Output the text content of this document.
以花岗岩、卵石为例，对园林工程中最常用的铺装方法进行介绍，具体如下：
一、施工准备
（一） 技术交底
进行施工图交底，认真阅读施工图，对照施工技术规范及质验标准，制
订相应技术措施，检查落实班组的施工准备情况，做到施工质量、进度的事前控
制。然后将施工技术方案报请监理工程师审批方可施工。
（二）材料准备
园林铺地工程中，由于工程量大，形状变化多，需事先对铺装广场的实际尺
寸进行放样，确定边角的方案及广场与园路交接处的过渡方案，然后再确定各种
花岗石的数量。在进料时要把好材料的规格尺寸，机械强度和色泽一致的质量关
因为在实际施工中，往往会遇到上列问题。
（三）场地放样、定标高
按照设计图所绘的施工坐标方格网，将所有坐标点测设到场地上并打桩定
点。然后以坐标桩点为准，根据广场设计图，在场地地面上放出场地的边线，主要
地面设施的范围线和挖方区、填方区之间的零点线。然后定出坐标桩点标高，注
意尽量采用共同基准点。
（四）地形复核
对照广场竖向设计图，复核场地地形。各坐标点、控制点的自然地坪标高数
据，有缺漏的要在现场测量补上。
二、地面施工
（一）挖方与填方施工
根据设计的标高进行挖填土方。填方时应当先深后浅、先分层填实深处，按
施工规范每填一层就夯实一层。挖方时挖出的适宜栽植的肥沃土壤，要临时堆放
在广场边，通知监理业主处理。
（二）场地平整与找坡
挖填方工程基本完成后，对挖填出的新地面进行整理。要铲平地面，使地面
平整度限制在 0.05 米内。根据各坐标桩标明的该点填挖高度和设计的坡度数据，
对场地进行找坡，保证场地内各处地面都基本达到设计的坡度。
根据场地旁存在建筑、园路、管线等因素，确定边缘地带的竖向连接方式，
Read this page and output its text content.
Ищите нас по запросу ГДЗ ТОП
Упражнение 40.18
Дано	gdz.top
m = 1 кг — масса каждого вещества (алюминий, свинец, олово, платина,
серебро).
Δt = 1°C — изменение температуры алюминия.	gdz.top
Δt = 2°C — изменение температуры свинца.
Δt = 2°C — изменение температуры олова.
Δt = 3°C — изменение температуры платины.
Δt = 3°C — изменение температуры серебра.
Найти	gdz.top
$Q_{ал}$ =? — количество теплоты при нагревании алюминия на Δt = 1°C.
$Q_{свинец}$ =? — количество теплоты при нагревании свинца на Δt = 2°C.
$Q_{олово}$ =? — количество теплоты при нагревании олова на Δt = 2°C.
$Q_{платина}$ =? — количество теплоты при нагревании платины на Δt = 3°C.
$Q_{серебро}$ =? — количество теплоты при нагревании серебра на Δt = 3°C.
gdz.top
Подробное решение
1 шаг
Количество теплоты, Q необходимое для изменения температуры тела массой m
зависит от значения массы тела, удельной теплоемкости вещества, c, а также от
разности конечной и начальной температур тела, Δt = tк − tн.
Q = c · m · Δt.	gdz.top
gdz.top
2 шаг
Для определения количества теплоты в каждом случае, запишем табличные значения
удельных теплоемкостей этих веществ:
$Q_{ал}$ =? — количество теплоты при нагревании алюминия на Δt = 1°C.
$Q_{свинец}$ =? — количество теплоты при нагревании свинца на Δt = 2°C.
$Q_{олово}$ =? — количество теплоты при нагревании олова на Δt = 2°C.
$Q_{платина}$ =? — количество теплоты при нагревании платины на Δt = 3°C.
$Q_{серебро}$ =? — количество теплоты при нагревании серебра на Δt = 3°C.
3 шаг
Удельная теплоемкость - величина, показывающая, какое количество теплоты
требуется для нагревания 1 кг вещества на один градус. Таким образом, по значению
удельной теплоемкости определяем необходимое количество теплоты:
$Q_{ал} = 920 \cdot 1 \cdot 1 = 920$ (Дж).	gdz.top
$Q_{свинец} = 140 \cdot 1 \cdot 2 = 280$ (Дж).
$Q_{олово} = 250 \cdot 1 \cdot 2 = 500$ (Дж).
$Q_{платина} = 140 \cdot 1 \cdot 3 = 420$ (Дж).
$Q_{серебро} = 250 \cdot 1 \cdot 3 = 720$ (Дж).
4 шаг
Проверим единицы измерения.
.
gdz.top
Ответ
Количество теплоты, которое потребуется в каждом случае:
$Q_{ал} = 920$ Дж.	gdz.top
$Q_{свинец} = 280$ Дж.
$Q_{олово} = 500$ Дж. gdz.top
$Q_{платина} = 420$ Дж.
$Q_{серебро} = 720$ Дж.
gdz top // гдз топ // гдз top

· · · ·

• What the task requires
Exactly as shown above, return every record.

• Task response
Output the text content of this document.
以花岗岩、卵石为例，对园林工程中最常用的铺装方法进行介绍，具体如下：
一、施工准备
（一） 技术交底
进行施工图交底，认真阅读施工图，对照施工技术规范及质验标准，制
订相应技术措施，检查落实班组的施工准备情况，做到施工质量、进度的事前控
制。然后将施工技术方案报请监理工程师审批方可施工。
（二）材料准备
园林铺地工程中，由于工程量大，形状变化多，需事先对铺装广场的实际尺
寸进行放样，确定边角的方案及广场与园路交接处的过渡方案，然后再确定各种
花岗石的数量。在进料时要把好材料的规格尺寸，机械强度和色泽一致的质量关
因为在实际施工中，往往会遇到上列问题。
（三）场地放样、定标高
按照设计图所绘的施工坐标方格网，将所有坐标点测设到场地上并打桩定
点。然后以坐标桩点为准，根据广场设计图，在场地地面上放出场地的边线，主要
地面设施的范围线和挖方区、填方区之间的零点线。然后定出坐标桩点标高，注
意尽量采用共同基准点。
（四）地形复核
对照广场竖向设计图，复核场地地形。各坐标点、控制点的自然地坪标高数
据，有缺漏的要在现场测量补上。
二、地面施工
（一）挖方与填方施工
根据设计的标高进行挖填土方。填方时应当先深后浅、先分层填实深处，按
施工规范每填一层就夯实一层。挖方时挖出的适宜栽植的肥沃土壤，要临时堆放
在广场边，通知监理业主处理。
（二）场地平整与找坡
挖填方工程基本完成后，对挖填出的新地面进行整理。要铲平地面，使地面
平整度限制在 0.05 米内。根据各坐标桩标明的该点填挖高度和设计的坡度数据，
对场地进行找坡，保证场地内各处地面都基本达到设计的坡度。
根据场地旁存在建筑、园路、管线等因素，确定边缘地带的竖向连接方式，
Read this page and output its text content.
Ищите нас по запросу ГДЗ ТОП
Упражнение 40.18
Дано	gdz.top
m = 1 кг — масса каждого вещества (алюминий, свинец, олово, платина,
серебро).
Δt = 1°C — изменение температуры алюминия.	gdz.top
Δt = 2°C — изменение температуры свинца.
Δt = 2°C — изменение температуры олова.
Δt = 3°C — изменение температуры платины.
Δt = 3°C — изменение температуры серебра.
Найти	gdz.top
$Q_{ал}$ =? — количество теплоты при нагревании алюминия на Δt = 1°C.
$Q_{свинец}$ =? — количество теплоты при нагревании свинца на Δt = 2°C.
$Q_{олово}$ =? — количество теплоты при нагревании олова на Δt = 2°C.
$Q_{платина}$ =? — количество теплоты при нагревании платины на Δt = 3°C.
$Q_{серебро}$ =? — количество теплоты при нагревании серебра на Δt = 3°C.
gdz.top
Подробное решение
1 шаг
Количество теплоты, Q необходимое для изменения температуры тела массой m
зависит от значения массы тела, удельной теплоемкости вещества, c, а также от
разности конечной и начальной температур тела, Δt = tк − tн.
Q = c · m · Δt.	gdz.top
gdz.top
2 шаг
Для определения количества теплоты в каждом случае, запишем табличные значения
удельных теплоемкостей этих веществ:
$Q_{ал}$ =? — количество теплоты при нагревании алюминия на Δt = 1°C.
$Q_{свинец}$ =? — количество теплоты при нагревании свинца на Δt = 2°C.
$Q_{олово}$ =? — количество теплоты при нагревании олова на Δt = 2°C.
$Q_{платина}$ =? — количество теплоты при нагревании платины на Δt = 3°C.
$Q_{серебро}$ =? — количество теплоты при нагревании серебра на Δt = 3°C.
3 шаг
Удельная теплоемкость - величина, показывающая, какое количество теплоты
требуется для нагревания 1 кг вещества на один градус. Таким образом, по значению
удельной теплоемкости определяем необходимое количество теплоты:
$Q_{ал} = 920 \cdot 1 \cdot 1 = 920$ (Дж).	gdz.top
$Q_{свинец} = 140 \cdot 1 \cdot 2 = 280$ (Дж).
$Q_{олово} = 250 \cdot 1 \cdot 2 = 500$ (Дж).
$Q_{платина} = 140 \cdot 1 \cdot 3 = 420$ (Дж).
$Q_{серебро} = 250 \cdot 1 \cdot 3 = 720$ (Дж).
4 шаг
Проверим единицы измерения.
.
gdz.top
Ответ
Количество теплоты, которое потребуется в каждом случае:
$Q_{ал} = 920$ Дж.	gdz.top
$Q_{свинец} = 280$ Дж.
$Q_{олово} = 500$ Дж. gdz.top
$Q_{платина} = 420$ Дж.
$Q_{серебро} = 720$ Дж.
gdz top // гдз топ // гдз top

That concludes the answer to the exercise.